Filter the entries, keeping every line with the word "growth".

-------------------------

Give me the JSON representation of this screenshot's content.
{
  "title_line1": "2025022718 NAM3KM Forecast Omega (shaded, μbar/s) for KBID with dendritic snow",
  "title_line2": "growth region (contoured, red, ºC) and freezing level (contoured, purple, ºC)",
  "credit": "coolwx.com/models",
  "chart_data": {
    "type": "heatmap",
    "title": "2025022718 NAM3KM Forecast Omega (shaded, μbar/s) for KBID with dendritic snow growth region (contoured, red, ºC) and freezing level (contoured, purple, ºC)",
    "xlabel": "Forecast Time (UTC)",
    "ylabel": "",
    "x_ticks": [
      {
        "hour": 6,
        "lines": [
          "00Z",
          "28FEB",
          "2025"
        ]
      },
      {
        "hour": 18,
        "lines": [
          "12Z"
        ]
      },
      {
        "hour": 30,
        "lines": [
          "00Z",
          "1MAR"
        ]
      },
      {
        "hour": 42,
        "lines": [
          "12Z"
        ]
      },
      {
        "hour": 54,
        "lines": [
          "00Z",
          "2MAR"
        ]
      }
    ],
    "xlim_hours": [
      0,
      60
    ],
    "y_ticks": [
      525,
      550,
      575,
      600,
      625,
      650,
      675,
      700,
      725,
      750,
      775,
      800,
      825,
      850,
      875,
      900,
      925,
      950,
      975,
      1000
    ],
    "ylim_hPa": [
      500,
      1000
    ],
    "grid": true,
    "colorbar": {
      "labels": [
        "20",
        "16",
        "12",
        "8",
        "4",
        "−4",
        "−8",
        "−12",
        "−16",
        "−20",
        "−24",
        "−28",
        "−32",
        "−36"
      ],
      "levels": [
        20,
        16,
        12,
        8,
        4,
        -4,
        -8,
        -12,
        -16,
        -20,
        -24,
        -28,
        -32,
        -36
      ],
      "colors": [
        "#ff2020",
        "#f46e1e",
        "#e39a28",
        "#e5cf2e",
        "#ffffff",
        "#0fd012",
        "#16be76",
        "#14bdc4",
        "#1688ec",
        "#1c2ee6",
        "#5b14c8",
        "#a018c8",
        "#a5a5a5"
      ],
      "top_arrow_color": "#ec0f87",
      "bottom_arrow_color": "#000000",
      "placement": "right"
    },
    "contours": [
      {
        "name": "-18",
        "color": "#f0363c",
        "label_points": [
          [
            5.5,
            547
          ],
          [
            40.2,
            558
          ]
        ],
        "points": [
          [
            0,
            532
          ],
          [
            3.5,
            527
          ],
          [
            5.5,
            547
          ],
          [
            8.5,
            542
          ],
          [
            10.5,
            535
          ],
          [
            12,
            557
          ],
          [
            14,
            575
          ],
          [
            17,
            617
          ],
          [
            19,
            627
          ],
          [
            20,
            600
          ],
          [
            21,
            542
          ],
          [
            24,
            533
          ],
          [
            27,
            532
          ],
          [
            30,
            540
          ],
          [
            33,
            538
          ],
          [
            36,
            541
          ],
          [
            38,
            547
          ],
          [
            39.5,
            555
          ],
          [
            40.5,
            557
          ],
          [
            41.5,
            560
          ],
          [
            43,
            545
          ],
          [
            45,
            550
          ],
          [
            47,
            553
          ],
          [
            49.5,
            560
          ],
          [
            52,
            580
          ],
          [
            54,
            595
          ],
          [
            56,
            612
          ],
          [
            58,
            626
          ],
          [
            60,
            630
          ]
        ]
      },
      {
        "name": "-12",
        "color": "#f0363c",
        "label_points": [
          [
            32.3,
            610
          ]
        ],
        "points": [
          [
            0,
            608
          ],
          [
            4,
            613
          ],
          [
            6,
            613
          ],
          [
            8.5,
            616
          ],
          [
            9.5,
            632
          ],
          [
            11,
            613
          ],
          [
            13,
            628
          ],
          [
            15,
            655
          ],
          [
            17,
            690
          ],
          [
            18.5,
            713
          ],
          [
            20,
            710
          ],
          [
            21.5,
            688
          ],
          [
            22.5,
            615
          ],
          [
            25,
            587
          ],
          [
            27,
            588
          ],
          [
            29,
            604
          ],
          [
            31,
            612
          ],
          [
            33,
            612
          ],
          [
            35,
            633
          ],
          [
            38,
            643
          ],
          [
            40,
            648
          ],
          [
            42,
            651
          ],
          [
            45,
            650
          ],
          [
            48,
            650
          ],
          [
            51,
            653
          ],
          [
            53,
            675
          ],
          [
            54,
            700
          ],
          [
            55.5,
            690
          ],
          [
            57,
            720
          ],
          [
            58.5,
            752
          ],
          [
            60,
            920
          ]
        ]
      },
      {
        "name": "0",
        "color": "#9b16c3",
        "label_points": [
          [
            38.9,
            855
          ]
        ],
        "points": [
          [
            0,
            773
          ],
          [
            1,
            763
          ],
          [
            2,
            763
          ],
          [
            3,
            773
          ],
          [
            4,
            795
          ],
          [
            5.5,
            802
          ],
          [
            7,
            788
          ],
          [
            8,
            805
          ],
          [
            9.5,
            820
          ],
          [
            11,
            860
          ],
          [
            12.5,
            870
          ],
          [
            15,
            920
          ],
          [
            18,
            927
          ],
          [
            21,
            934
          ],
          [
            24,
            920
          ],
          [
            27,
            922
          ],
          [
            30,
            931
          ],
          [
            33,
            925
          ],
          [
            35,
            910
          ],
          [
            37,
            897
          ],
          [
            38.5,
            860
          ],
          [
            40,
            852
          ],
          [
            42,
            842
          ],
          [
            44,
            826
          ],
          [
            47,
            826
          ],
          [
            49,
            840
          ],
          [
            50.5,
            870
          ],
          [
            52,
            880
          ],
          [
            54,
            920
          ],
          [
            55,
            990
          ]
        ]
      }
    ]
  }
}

-------------------------

(Written reply)
  "title_line2": "growth region (contoured, red, ºC) and freezing level (contoured, purple, ºC)",
    "title": "2025022718 NAM3KM Forecast Omega (shaded, μbar/s) for KBID with dendritic snow growth region (contoured, red, ºC) and freezing level (contoured, purple, ºC)",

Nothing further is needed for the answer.